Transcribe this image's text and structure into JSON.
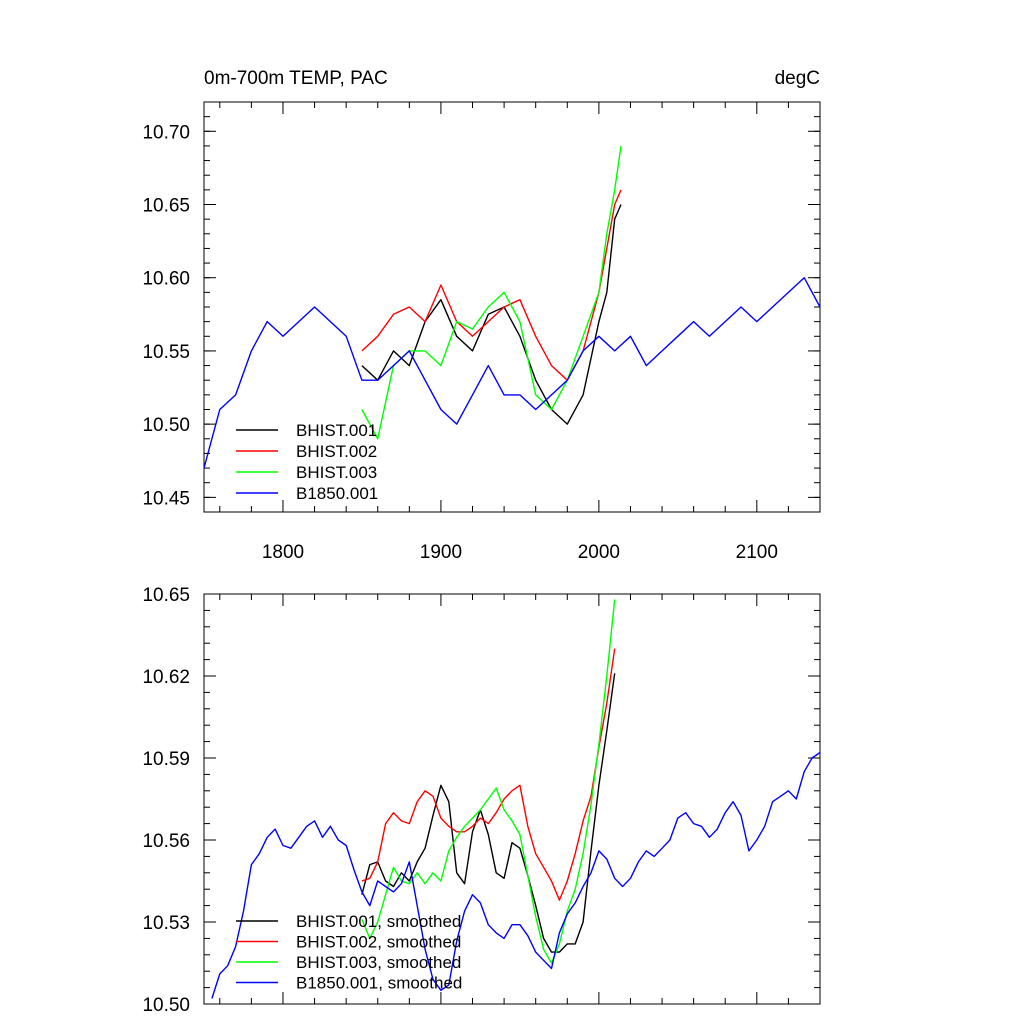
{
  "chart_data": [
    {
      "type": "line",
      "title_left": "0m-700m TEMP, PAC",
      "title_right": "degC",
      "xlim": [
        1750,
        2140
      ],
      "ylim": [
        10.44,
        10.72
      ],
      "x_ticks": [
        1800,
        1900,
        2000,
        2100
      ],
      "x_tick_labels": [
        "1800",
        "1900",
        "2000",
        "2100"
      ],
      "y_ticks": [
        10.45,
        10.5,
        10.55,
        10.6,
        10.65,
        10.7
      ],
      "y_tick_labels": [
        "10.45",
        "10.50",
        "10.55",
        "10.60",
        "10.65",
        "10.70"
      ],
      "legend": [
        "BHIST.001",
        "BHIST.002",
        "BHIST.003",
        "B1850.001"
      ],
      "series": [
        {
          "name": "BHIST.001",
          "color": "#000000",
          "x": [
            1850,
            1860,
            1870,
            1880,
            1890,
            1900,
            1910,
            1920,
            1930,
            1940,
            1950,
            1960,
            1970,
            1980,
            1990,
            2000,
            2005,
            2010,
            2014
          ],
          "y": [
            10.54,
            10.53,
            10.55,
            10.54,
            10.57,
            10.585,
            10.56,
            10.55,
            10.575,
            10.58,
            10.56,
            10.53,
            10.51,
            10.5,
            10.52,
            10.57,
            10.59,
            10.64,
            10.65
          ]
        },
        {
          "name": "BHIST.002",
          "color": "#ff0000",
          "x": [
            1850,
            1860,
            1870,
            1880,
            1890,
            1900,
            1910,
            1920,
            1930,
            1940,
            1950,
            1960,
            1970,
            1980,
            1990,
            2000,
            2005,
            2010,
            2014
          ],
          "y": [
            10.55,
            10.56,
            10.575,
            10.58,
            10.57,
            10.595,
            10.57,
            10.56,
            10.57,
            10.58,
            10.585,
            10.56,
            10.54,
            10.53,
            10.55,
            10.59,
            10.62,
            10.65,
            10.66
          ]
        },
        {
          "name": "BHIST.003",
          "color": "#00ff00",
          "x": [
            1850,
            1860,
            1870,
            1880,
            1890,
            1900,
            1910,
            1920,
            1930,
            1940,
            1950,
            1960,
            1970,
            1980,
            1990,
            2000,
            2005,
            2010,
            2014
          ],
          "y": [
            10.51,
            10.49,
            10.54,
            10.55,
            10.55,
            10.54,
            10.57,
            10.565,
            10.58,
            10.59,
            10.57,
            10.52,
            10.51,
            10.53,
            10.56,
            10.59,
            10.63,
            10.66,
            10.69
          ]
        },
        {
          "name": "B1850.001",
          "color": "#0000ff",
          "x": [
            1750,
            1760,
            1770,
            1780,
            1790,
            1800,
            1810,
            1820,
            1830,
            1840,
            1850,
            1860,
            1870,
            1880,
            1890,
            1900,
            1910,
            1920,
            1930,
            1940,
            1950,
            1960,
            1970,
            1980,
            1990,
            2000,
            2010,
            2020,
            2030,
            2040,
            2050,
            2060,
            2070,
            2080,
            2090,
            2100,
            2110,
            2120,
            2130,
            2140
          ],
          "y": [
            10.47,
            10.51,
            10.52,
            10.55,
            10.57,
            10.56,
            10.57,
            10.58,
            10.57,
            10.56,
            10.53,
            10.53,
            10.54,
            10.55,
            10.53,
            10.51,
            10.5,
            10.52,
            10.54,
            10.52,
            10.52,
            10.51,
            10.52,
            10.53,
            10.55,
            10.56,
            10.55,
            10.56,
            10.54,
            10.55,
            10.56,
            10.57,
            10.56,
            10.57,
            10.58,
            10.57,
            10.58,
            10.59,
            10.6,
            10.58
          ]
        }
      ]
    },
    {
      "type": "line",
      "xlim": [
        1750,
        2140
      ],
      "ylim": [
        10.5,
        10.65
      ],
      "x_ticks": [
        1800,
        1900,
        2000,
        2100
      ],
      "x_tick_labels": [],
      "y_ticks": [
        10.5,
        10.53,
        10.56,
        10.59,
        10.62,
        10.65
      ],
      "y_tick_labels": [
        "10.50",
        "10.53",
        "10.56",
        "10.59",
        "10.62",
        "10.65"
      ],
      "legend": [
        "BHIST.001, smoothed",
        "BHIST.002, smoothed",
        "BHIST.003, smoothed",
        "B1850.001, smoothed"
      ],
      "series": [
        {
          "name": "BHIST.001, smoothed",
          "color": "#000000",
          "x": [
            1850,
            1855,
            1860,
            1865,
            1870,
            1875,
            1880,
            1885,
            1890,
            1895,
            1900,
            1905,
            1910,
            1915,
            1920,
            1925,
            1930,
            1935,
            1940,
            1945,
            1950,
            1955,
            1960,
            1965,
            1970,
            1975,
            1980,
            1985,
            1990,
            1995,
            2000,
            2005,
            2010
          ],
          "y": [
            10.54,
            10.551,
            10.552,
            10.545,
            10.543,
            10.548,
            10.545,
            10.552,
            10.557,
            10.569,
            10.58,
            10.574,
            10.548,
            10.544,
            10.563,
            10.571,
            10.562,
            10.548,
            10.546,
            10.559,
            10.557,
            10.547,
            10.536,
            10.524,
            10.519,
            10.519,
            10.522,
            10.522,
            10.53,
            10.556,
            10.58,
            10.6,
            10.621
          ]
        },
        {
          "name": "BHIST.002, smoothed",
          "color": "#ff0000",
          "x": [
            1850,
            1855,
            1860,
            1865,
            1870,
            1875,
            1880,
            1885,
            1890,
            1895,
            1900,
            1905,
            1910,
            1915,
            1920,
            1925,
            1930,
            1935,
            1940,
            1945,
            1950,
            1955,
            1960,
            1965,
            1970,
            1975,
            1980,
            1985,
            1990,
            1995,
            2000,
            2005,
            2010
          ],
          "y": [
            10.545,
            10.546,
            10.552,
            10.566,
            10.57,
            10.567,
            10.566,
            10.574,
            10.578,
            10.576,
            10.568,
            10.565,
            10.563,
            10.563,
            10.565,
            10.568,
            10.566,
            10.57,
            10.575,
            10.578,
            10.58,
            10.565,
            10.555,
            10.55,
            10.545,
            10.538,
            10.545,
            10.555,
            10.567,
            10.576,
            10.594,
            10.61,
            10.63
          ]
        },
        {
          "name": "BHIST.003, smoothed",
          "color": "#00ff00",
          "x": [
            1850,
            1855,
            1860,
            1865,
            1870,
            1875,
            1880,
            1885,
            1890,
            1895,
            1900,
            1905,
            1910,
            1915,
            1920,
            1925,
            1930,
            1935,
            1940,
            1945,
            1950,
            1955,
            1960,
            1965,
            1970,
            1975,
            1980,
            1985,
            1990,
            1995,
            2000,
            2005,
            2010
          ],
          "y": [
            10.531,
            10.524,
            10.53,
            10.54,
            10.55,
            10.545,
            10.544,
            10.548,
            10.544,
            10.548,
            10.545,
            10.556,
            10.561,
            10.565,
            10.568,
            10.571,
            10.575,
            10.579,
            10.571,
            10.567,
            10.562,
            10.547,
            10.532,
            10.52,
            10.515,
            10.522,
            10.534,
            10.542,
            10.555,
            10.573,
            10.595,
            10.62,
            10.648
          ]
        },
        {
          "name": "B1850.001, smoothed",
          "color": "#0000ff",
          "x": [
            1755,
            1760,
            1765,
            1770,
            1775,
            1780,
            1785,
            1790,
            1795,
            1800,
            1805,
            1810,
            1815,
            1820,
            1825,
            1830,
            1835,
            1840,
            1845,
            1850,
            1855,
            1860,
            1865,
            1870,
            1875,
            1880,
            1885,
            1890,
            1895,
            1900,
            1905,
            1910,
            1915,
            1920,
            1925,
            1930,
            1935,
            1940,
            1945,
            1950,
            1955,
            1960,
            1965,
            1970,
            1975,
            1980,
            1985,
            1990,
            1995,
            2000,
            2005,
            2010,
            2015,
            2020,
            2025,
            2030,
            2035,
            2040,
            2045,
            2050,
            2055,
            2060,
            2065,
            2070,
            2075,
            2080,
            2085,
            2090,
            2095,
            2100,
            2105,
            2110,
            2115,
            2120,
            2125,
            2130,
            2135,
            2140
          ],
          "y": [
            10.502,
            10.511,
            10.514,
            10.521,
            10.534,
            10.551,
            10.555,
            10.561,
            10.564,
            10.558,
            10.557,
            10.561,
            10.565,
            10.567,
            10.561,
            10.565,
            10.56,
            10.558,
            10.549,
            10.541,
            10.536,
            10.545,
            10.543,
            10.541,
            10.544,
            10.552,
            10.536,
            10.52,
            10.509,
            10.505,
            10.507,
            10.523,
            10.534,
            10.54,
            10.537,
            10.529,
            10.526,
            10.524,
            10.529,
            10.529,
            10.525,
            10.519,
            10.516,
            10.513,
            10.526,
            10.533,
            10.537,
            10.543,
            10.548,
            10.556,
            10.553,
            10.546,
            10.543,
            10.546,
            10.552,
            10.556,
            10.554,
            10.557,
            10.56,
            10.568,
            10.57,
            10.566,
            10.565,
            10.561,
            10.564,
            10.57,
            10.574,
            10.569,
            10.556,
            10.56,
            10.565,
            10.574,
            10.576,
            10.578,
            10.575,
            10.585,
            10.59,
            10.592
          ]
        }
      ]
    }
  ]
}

+--

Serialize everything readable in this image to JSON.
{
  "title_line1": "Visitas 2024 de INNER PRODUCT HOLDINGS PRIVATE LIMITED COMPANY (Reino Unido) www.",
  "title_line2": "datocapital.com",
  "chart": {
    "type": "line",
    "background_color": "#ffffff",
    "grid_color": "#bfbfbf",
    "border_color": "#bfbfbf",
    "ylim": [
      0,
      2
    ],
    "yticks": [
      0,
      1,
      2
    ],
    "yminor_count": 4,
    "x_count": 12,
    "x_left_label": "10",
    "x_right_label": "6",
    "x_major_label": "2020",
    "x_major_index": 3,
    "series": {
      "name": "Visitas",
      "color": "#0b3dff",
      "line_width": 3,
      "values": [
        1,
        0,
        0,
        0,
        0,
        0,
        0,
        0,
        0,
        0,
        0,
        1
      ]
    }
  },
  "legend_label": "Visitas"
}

+--

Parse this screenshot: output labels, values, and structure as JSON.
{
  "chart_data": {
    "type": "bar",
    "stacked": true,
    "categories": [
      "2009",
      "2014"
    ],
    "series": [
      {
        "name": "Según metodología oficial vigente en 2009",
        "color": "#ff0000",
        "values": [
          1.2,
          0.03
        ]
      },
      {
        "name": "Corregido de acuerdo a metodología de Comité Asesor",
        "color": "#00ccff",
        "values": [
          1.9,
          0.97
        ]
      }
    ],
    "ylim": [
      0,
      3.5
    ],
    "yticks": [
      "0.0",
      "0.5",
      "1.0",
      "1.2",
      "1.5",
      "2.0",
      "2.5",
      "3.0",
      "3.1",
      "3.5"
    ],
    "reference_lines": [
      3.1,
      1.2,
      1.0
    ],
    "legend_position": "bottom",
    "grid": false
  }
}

+--

*TO BE DONE*
Each line of the material that holds the string "bfbfbf" counts once; give the total alone.

*EXERCISE SOLUTION*
2